== Do this ==
In the following material, identify every line holding the string "Received" and return it.
--- Begin Source material ---
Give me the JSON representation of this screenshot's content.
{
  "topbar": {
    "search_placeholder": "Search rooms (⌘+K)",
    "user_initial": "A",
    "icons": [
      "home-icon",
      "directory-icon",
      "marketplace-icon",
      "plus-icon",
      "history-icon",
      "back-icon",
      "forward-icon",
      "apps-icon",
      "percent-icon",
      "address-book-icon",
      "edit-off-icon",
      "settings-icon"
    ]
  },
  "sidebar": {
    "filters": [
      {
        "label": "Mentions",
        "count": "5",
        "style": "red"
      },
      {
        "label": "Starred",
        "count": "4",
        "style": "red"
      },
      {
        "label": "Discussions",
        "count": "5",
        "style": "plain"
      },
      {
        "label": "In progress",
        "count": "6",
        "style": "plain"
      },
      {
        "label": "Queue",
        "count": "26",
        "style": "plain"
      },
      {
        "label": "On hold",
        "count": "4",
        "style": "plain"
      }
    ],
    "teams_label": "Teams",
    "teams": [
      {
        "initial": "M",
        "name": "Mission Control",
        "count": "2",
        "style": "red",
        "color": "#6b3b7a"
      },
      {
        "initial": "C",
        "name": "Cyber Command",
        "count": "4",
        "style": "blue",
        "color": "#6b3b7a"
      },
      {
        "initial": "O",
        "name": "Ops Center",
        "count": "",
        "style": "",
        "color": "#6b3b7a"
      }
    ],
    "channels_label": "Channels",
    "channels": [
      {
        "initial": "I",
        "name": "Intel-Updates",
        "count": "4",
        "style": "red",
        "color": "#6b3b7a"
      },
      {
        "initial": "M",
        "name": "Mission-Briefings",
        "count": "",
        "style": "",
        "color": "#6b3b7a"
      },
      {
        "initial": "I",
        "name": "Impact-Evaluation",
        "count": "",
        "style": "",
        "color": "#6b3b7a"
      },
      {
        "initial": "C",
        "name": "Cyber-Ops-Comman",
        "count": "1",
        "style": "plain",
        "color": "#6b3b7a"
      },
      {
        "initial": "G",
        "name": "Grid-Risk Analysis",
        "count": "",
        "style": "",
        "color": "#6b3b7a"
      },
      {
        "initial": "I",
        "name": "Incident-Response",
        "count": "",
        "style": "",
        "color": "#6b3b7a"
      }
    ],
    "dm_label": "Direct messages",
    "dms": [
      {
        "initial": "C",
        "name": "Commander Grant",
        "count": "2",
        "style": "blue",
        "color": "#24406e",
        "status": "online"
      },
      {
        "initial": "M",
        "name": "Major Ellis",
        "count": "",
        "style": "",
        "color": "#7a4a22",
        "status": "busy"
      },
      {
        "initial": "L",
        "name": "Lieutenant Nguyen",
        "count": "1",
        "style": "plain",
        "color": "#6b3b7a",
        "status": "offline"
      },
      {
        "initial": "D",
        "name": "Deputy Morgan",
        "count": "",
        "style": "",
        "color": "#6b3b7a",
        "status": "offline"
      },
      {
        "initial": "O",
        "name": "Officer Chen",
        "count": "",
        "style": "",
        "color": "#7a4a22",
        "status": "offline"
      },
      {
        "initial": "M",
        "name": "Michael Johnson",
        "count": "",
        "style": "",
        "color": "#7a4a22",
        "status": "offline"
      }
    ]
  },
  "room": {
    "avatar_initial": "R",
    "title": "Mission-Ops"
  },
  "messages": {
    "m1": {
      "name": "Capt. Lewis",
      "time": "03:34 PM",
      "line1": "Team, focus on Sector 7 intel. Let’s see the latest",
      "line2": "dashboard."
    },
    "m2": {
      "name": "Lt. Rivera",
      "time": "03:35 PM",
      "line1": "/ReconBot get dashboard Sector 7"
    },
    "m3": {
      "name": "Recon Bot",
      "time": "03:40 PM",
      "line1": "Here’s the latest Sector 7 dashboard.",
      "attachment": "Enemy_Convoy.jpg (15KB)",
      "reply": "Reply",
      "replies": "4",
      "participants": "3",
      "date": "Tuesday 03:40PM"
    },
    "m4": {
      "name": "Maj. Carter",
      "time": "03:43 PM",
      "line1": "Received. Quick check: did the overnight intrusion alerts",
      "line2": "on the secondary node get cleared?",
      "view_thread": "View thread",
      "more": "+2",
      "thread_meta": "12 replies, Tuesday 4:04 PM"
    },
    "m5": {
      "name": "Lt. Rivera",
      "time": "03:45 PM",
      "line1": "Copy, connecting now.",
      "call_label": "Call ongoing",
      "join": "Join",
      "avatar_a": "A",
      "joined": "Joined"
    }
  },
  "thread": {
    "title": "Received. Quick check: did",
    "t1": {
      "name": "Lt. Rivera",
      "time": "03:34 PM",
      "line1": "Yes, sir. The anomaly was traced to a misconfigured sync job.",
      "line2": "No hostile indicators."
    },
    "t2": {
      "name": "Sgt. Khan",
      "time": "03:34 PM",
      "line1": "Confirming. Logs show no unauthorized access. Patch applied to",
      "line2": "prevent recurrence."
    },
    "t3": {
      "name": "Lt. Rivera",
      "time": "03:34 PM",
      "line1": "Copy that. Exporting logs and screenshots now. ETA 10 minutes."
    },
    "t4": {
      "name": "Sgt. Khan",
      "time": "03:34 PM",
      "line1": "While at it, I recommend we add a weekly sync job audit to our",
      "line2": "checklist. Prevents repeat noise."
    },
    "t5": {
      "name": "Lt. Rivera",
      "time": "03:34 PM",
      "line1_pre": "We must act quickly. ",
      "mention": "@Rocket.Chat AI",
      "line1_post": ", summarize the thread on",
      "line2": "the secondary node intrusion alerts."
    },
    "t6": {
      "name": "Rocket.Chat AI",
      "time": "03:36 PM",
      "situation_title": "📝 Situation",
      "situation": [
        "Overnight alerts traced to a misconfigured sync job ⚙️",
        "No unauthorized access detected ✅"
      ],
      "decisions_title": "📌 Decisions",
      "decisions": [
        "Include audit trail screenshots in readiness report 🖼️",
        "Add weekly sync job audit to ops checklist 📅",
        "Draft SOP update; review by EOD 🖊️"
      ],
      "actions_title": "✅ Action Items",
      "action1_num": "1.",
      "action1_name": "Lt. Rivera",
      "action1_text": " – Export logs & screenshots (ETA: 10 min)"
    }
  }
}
--- End Source material ---
== Solution for this task ==
      "line1": "Received. Quick check: did the overnight intrusion alerts",
    "title": "Received. Quick check: did",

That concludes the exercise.